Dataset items

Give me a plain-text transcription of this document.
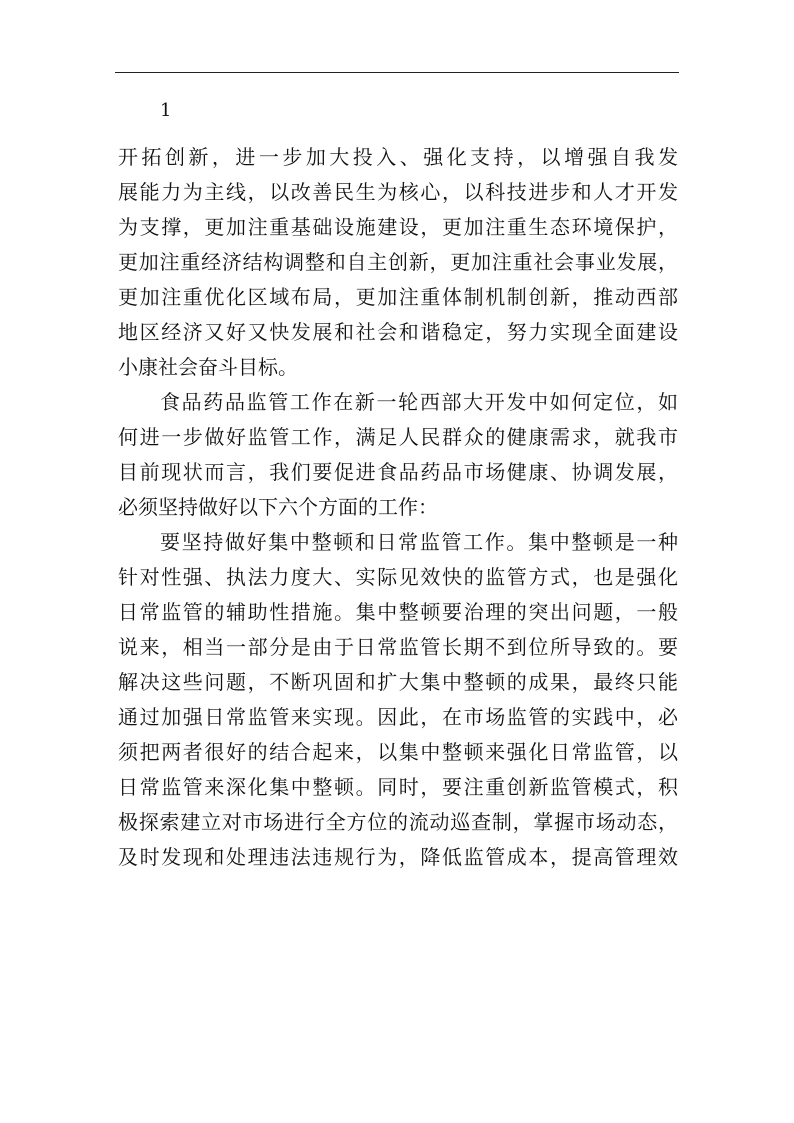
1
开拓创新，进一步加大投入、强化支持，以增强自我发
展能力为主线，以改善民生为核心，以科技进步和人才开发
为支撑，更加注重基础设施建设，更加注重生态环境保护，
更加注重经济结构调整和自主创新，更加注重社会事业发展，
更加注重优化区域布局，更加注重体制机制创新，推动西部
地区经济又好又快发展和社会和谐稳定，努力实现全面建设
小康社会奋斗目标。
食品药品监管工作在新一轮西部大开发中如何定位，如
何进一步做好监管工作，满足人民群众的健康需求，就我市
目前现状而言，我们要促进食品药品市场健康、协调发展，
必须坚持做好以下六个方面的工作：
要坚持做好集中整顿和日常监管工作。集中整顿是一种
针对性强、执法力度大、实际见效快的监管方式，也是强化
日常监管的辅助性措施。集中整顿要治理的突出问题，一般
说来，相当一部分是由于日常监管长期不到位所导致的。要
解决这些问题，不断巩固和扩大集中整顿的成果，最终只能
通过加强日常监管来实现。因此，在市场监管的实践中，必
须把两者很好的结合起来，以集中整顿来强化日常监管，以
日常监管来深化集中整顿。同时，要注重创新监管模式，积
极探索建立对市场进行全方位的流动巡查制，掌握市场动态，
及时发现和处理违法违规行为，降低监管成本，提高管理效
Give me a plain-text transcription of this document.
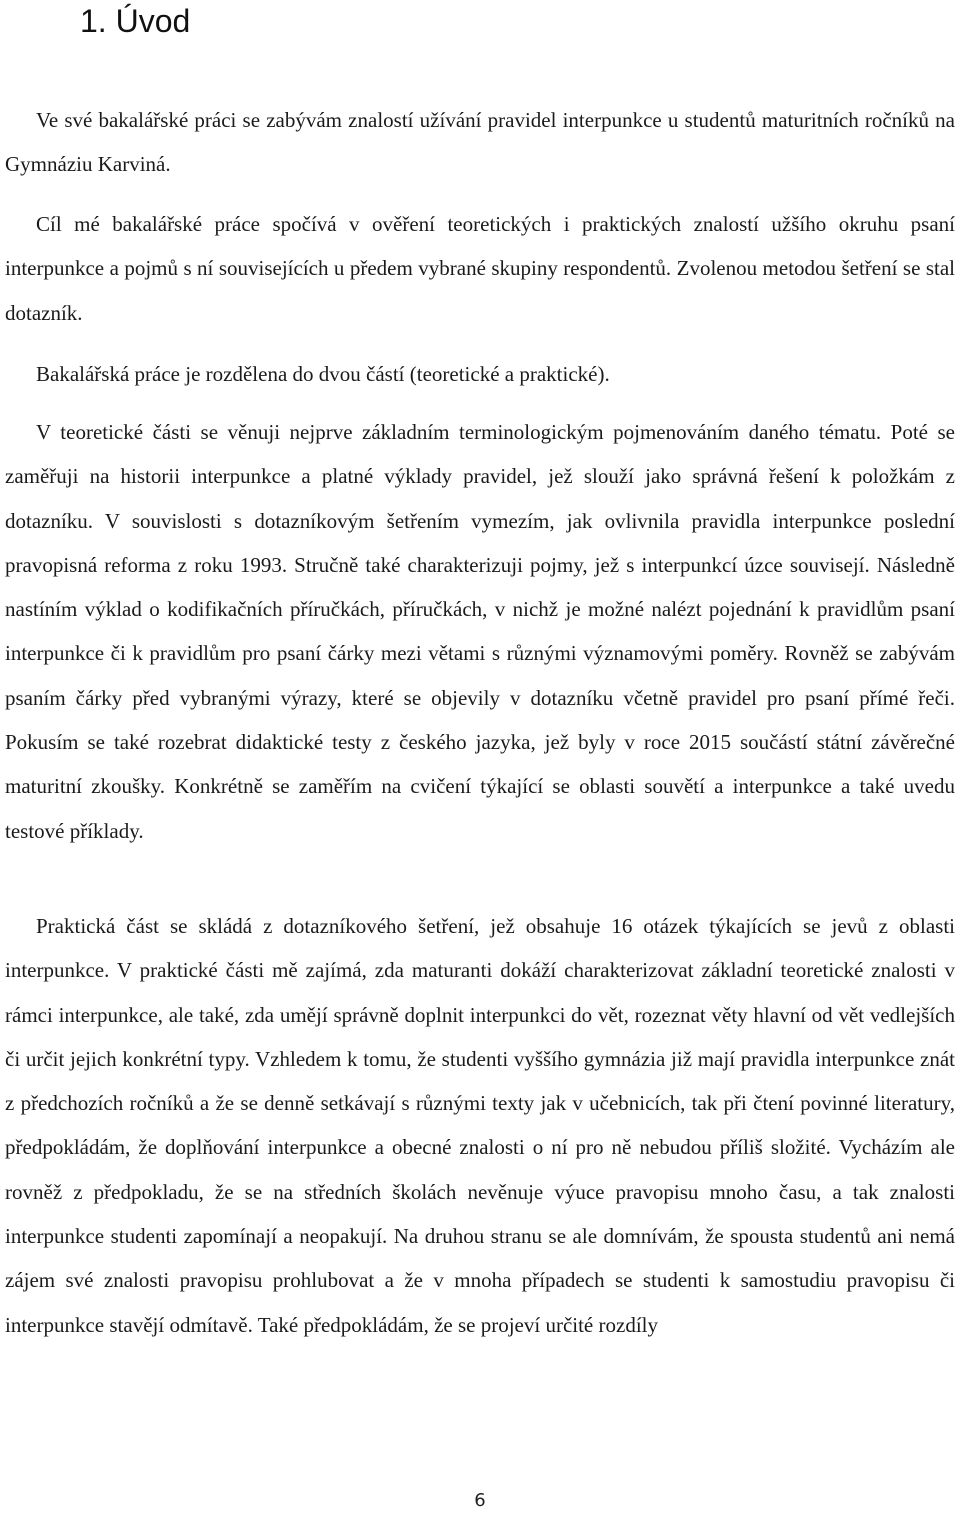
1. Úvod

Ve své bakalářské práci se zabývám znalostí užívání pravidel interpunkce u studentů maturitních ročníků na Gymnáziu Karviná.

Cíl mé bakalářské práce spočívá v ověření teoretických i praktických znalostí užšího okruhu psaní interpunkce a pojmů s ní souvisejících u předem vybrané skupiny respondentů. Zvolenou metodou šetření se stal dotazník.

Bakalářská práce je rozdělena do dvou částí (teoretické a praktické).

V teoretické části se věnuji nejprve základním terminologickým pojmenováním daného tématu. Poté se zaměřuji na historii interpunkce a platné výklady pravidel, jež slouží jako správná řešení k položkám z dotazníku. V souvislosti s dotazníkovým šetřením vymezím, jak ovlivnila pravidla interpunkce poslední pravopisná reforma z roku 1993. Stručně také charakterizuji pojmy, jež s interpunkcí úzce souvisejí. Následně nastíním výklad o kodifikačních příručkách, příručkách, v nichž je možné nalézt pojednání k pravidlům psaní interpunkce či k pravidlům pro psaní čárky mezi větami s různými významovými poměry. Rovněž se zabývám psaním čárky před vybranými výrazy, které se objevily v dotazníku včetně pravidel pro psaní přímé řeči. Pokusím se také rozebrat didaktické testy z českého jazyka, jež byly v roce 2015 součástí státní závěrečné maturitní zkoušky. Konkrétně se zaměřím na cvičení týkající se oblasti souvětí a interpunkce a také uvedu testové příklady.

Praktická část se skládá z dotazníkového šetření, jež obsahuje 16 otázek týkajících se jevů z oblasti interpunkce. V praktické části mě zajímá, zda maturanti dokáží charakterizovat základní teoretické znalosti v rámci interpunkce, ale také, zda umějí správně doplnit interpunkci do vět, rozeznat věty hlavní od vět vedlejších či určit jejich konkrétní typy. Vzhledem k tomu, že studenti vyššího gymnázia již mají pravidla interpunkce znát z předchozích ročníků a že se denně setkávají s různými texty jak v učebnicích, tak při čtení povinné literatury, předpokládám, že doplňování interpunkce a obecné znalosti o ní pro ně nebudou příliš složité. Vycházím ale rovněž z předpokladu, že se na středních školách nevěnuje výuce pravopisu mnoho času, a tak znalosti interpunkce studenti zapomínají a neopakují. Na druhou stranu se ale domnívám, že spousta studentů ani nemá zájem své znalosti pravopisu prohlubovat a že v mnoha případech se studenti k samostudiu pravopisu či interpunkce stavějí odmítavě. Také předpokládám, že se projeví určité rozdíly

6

▶ **What is required**: Leave the images out, please, and restate each line word for word.

▶ **Expected answer**:
Give me a plain-text transcription of this document.
1
开拓创新，进一步加大投入、强化支持，以增强自我发
展能力为主线，以改善民生为核心，以科技进步和人才开发
为支撑，更加注重基础设施建设，更加注重生态环境保护，
更加注重经济结构调整和自主创新，更加注重社会事业发展，
更加注重优化区域布局，更加注重体制机制创新，推动西部
地区经济又好又快发展和社会和谐稳定，努力实现全面建设
小康社会奋斗目标。
食品药品监管工作在新一轮西部大开发中如何定位，如
何进一步做好监管工作，满足人民群众的健康需求，就我市
目前现状而言，我们要促进食品药品市场健康、协调发展，
必须坚持做好以下六个方面的工作：
要坚持做好集中整顿和日常监管工作。集中整顿是一种
针对性强、执法力度大、实际见效快的监管方式，也是强化
日常监管的辅助性措施。集中整顿要治理的突出问题，一般
说来，相当一部分是由于日常监管长期不到位所导致的。要
解决这些问题，不断巩固和扩大集中整顿的成果，最终只能
通过加强日常监管来实现。因此，在市场监管的实践中，必
须把两者很好的结合起来，以集中整顿来强化日常监管，以
日常监管来深化集中整顿。同时，要注重创新监管模式，积
极探索建立对市场进行全方位的流动巡查制，掌握市场动态，
及时发现和处理违法违规行为，降低监管成本，提高管理效
Give me a plain-text transcription of this document.
1. Úvod

Ve své bakalářské práci se zabývám znalostí užívání pravidel interpunkce u studentů maturitních ročníků na Gymnáziu Karviná.

Cíl mé bakalářské práce spočívá v ověření teoretických i praktických znalostí užšího okruhu psaní interpunkce a pojmů s ní souvisejících u předem vybrané skupiny respondentů. Zvolenou metodou šetření se stal dotazník.

Bakalářská práce je rozdělena do dvou částí (teoretické a praktické).

V teoretické části se věnuji nejprve základním terminologickým pojmenováním daného tématu. Poté se zaměřuji na historii interpunkce a platné výklady pravidel, jež slouží jako správná řešení k položkám z dotazníku. V souvislosti s dotazníkovým šetřením vymezím, jak ovlivnila pravidla interpunkce poslední pravopisná reforma z roku 1993. Stručně také charakterizuji pojmy, jež s interpunkcí úzce souvisejí. Následně nastíním výklad o kodifikačních příručkách, příručkách, v nichž je možné nalézt pojednání k pravidlům psaní interpunkce či k pravidlům pro psaní čárky mezi větami s různými významovými poměry. Rovněž se zabývám psaním čárky před vybranými výrazy, které se objevily v dotazníku včetně pravidel pro psaní přímé řeči. Pokusím se také rozebrat didaktické testy z českého jazyka, jež byly v roce 2015 součástí státní závěrečné maturitní zkoušky. Konkrétně se zaměřím na cvičení týkající se oblasti souvětí a interpunkce a také uvedu testové příklady.

Praktická část se skládá z dotazníkového šetření, jež obsahuje 16 otázek týkajících se jevů z oblasti interpunkce. V praktické části mě zajímá, zda maturanti dokáží charakterizovat základní teoretické znalosti v rámci interpunkce, ale také, zda umějí správně doplnit interpunkci do vět, rozeznat věty hlavní od vět vedlejších či určit jejich konkrétní typy. Vzhledem k tomu, že studenti vyššího gymnázia již mají pravidla interpunkce znát z předchozích ročníků a že se denně setkávají s různými texty jak v učebnicích, tak při čtení povinné literatury, předpokládám, že doplňování interpunkce a obecné znalosti o ní pro ně nebudou příliš složité. Vycházím ale rovněž z předpokladu, že se na středních školách nevěnuje výuce pravopisu mnoho času, a tak znalosti interpunkce studenti zapomínají a neopakují. Na druhou stranu se ale domnívám, že spousta studentů ani nemá zájem své znalosti pravopisu prohlubovat a že v mnoha případech se studenti k samostudiu pravopisu či interpunkce stavějí odmítavě. Také předpokládám, že se projeví určité rozdíly

6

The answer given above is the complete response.